──────── DATA ────────

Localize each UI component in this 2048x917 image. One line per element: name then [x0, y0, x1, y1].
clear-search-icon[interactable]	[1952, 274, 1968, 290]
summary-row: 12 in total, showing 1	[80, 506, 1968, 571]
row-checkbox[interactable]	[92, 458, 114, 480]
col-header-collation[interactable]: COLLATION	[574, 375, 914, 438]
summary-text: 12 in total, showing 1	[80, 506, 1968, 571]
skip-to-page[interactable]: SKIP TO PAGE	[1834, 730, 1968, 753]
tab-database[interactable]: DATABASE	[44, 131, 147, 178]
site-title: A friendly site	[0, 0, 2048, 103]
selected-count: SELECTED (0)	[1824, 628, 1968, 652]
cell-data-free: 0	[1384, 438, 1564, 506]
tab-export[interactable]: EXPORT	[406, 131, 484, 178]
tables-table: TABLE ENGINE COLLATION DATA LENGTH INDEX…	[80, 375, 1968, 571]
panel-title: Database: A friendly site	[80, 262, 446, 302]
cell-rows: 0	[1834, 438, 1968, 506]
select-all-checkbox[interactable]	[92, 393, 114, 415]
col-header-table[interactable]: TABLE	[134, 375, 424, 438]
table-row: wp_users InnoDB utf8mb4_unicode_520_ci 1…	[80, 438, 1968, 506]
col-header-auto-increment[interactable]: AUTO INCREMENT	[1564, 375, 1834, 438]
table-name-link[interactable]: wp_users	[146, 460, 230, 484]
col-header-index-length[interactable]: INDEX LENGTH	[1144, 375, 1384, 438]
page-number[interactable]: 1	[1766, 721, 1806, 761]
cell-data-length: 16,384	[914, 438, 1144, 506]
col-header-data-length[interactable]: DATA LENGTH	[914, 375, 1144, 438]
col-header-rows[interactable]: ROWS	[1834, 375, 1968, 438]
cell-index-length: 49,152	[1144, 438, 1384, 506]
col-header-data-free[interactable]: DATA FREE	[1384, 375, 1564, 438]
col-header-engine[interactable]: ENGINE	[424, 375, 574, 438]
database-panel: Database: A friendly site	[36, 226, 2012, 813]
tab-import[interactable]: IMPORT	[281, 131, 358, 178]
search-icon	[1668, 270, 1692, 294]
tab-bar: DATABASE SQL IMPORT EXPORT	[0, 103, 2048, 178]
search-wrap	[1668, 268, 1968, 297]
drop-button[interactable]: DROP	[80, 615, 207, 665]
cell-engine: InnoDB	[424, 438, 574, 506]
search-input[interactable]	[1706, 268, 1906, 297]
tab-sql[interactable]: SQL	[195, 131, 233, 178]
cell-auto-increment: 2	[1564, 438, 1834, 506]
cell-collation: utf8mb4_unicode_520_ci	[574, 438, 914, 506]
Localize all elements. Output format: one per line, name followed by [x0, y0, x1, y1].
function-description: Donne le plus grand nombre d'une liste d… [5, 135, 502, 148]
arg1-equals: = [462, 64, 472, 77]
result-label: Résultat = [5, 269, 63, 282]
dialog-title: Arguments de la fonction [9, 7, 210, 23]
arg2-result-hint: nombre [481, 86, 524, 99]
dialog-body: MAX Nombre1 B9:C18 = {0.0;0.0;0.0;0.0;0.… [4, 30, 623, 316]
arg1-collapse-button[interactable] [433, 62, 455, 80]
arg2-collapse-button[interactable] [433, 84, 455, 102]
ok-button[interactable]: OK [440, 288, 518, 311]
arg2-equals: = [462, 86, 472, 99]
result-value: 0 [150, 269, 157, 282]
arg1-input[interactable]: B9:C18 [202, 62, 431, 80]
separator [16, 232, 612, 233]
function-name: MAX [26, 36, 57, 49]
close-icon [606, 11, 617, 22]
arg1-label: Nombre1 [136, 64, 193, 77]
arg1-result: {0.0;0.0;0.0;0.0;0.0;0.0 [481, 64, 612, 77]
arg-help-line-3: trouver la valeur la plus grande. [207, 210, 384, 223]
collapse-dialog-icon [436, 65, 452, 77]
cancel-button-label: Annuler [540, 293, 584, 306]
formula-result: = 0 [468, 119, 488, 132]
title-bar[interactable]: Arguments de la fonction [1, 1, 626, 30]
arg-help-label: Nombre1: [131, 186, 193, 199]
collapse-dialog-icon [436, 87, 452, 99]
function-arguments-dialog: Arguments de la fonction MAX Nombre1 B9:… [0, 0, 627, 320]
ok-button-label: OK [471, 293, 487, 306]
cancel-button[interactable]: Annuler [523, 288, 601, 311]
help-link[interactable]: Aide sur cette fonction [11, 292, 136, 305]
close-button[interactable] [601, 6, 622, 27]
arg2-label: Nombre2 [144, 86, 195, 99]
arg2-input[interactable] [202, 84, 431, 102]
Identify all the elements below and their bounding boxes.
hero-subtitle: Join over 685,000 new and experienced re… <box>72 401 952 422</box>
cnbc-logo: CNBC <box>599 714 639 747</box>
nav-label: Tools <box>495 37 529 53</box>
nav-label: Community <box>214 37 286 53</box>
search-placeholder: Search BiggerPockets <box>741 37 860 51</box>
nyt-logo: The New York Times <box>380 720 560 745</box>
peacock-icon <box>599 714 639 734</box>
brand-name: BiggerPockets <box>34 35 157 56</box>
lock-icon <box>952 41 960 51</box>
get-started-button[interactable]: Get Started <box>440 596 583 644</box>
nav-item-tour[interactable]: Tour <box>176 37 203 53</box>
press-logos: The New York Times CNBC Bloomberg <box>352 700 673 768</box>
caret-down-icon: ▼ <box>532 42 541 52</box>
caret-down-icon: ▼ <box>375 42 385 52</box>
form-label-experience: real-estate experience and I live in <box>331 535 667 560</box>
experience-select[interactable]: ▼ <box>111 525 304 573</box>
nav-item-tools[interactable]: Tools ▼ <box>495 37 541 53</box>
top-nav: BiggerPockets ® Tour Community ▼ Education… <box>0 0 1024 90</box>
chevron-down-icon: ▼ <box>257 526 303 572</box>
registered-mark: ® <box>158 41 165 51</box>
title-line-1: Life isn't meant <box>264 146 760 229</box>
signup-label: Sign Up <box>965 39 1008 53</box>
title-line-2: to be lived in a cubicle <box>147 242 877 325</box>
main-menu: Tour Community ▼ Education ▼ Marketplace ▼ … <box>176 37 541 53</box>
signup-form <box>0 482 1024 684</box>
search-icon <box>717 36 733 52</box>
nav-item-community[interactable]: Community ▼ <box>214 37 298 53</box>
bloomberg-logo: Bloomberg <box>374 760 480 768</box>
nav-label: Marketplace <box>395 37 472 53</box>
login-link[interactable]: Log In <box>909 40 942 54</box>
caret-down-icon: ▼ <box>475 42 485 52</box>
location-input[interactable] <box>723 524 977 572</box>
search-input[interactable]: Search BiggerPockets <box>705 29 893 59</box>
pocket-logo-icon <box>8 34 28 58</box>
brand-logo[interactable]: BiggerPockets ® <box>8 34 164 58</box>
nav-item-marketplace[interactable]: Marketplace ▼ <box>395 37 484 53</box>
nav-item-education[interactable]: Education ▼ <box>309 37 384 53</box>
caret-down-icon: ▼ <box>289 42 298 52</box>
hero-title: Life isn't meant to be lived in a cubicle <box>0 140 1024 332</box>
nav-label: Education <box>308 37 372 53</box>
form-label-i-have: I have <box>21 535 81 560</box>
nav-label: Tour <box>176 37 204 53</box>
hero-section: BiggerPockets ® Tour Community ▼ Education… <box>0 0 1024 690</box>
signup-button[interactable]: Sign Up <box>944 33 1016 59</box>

────────

Reproduce all of the entries above word for word, keeping every line unchanged and in the same order.

EXERCISE OUTPUT:
Localize each UI component in this 2048x917 image. One line per element: name then [x0, y0, x1, y1].
clear-search-icon[interactable]	[1952, 274, 1968, 290]
summary-row: 12 in total, showing 1	[80, 506, 1968, 571]
row-checkbox[interactable]	[92, 458, 114, 480]
col-header-collation[interactable]: COLLATION	[574, 375, 914, 438]
summary-text: 12 in total, showing 1	[80, 506, 1968, 571]
skip-to-page[interactable]: SKIP TO PAGE	[1834, 730, 1968, 753]
tab-database[interactable]: DATABASE	[44, 131, 147, 178]
site-title: A friendly site	[0, 0, 2048, 103]
selected-count: SELECTED (0)	[1824, 628, 1968, 652]
cell-data-free: 0	[1384, 438, 1564, 506]
tab-export[interactable]: EXPORT	[406, 131, 484, 178]
tables-table: TABLE ENGINE COLLATION DATA LENGTH INDEX…	[80, 375, 1968, 571]
panel-title: Database: A friendly site	[80, 262, 446, 302]
cell-rows: 0	[1834, 438, 1968, 506]
select-all-checkbox[interactable]	[92, 393, 114, 415]
col-header-table[interactable]: TABLE	[134, 375, 424, 438]
table-row: wp_users InnoDB utf8mb4_unicode_520_ci 1…	[80, 438, 1968, 506]
col-header-auto-increment[interactable]: AUTO INCREMENT	[1564, 375, 1834, 438]
table-name-link[interactable]: wp_users	[146, 460, 230, 484]
col-header-index-length[interactable]: INDEX LENGTH	[1144, 375, 1384, 438]
page-number[interactable]: 1	[1766, 721, 1806, 761]
cell-data-length: 16,384	[914, 438, 1144, 506]
col-header-data-length[interactable]: DATA LENGTH	[914, 375, 1144, 438]
col-header-rows[interactable]: ROWS	[1834, 375, 1968, 438]
cell-index-length: 49,152	[1144, 438, 1384, 506]
col-header-data-free[interactable]: DATA FREE	[1384, 375, 1564, 438]
col-header-engine[interactable]: ENGINE	[424, 375, 574, 438]
database-panel: Database: A friendly site	[36, 226, 2012, 813]
tab-import[interactable]: IMPORT	[281, 131, 358, 178]
search-icon	[1668, 270, 1692, 294]
tab-bar: DATABASE SQL IMPORT EXPORT	[0, 103, 2048, 178]
search-wrap	[1668, 268, 1968, 297]
drop-button[interactable]: DROP	[80, 615, 207, 665]
cell-engine: InnoDB	[424, 438, 574, 506]
search-input[interactable]	[1706, 268, 1906, 297]
tab-sql[interactable]: SQL	[195, 131, 233, 178]
cell-auto-increment: 2	[1564, 438, 1834, 506]
cell-collation: utf8mb4_unicode_520_ci	[574, 438, 914, 506]
Localize all elements. Output format: one per line, name followed by [x0, y0, x1, y1].
function-description: Donne le plus grand nombre d'une liste d… [5, 135, 502, 148]
arg1-equals: = [462, 64, 472, 77]
result-label: Résultat = [5, 269, 63, 282]
dialog-title: Arguments de la fonction [9, 7, 210, 23]
arg2-result-hint: nombre [481, 86, 524, 99]
dialog-body: MAX Nombre1 B9:C18 = {0.0;0.0;0.0;0.0;0.… [4, 30, 623, 316]
arg1-collapse-button[interactable] [433, 62, 455, 80]
arg2-collapse-button[interactable] [433, 84, 455, 102]
ok-button[interactable]: OK [440, 288, 518, 311]
arg2-equals: = [462, 86, 472, 99]
result-value: 0 [150, 269, 157, 282]
arg1-input[interactable]: B9:C18 [202, 62, 431, 80]
separator [16, 232, 612, 233]
function-name: MAX [26, 36, 57, 49]
close-icon [606, 11, 617, 22]
arg1-label: Nombre1 [136, 64, 193, 77]
arg1-result: {0.0;0.0;0.0;0.0;0.0;0.0 [481, 64, 612, 77]
arg-help-line-3: trouver la valeur la plus grande. [207, 210, 384, 223]
collapse-dialog-icon [436, 65, 452, 77]
cancel-button-label: Annuler [540, 293, 584, 306]
formula-result: = 0 [468, 119, 488, 132]
title-bar[interactable]: Arguments de la fonction [1, 1, 626, 30]
arg-help-label: Nombre1: [131, 186, 193, 199]
collapse-dialog-icon [436, 87, 452, 99]
function-arguments-dialog: Arguments de la fonction MAX Nombre1 B9:… [0, 0, 627, 320]
ok-button-label: OK [471, 293, 487, 306]
cancel-button[interactable]: Annuler [523, 288, 601, 311]
help-link[interactable]: Aide sur cette fonction [11, 292, 136, 305]
close-button[interactable] [601, 6, 622, 27]
arg2-label: Nombre2 [144, 86, 195, 99]
arg2-input[interactable] [202, 84, 431, 102]
Identify all the elements below and their bounding boxes.
hero-subtitle: Join over 685,000 new and experienced re… <box>72 401 952 422</box>
cnbc-logo: CNBC <box>599 714 639 747</box>
nav-label: Tools <box>495 37 529 53</box>
nav-label: Community <box>214 37 286 53</box>
search-placeholder: Search BiggerPockets <box>741 37 860 51</box>
nyt-logo: The New York Times <box>380 720 560 745</box>
peacock-icon <box>599 714 639 734</box>
brand-name: BiggerPockets <box>34 35 157 56</box>
lock-icon <box>952 41 960 51</box>
get-started-button[interactable]: Get Started <box>440 596 583 644</box>
nav-item-tour[interactable]: Tour <box>176 37 203 53</box>
press-logos: The New York Times CNBC Bloomberg <box>352 700 673 768</box>
caret-down-icon: ▼ <box>532 42 541 52</box>
caret-down-icon: ▼ <box>375 42 385 52</box>
form-label-experience: real-estate experience and I live in <box>331 535 667 560</box>
experience-select[interactable]: ▼ <box>111 525 304 573</box>
nav-item-tools[interactable]: Tools ▼ <box>495 37 541 53</box>
top-nav: BiggerPockets ® Tour Community ▼ Education… <box>0 0 1024 90</box>
chevron-down-icon: ▼ <box>257 526 303 572</box>
registered-mark: ® <box>158 41 165 51</box>
title-line-1: Life isn't meant <box>264 146 760 229</box>
signup-label: Sign Up <box>965 39 1008 53</box>
title-line-2: to be lived in a cubicle <box>147 242 877 325</box>
main-menu: Tour Community ▼ Education ▼ Marketplace ▼ … <box>176 37 541 53</box>
signup-form <box>0 482 1024 684</box>
search-icon <box>717 36 733 52</box>
nav-item-community[interactable]: Community ▼ <box>214 37 298 53</box>
bloomberg-logo: Bloomberg <box>374 760 480 768</box>
nav-label: Marketplace <box>395 37 472 53</box>
login-link[interactable]: Log In <box>909 40 942 54</box>
caret-down-icon: ▼ <box>475 42 485 52</box>
location-input[interactable] <box>723 524 977 572</box>
search-input[interactable]: Search BiggerPockets <box>705 29 893 59</box>
pocket-logo-icon <box>8 34 28 58</box>
brand-logo[interactable]: BiggerPockets ® <box>8 34 164 58</box>
nav-item-marketplace[interactable]: Marketplace ▼ <box>395 37 484 53</box>
nav-item-education[interactable]: Education ▼ <box>309 37 384 53</box>
caret-down-icon: ▼ <box>289 42 298 52</box>
hero-title: Life isn't meant to be lived in a cubicle <box>0 140 1024 332</box>
nav-label: Education <box>308 37 372 53</box>
form-label-i-have: I have <box>21 535 81 560</box>
nav-label: Tour <box>176 37 204 53</box>
hero-section: BiggerPockets ® Tour Community ▼ Education… <box>0 0 1024 690</box>
signup-button[interactable]: Sign Up <box>944 33 1016 59</box>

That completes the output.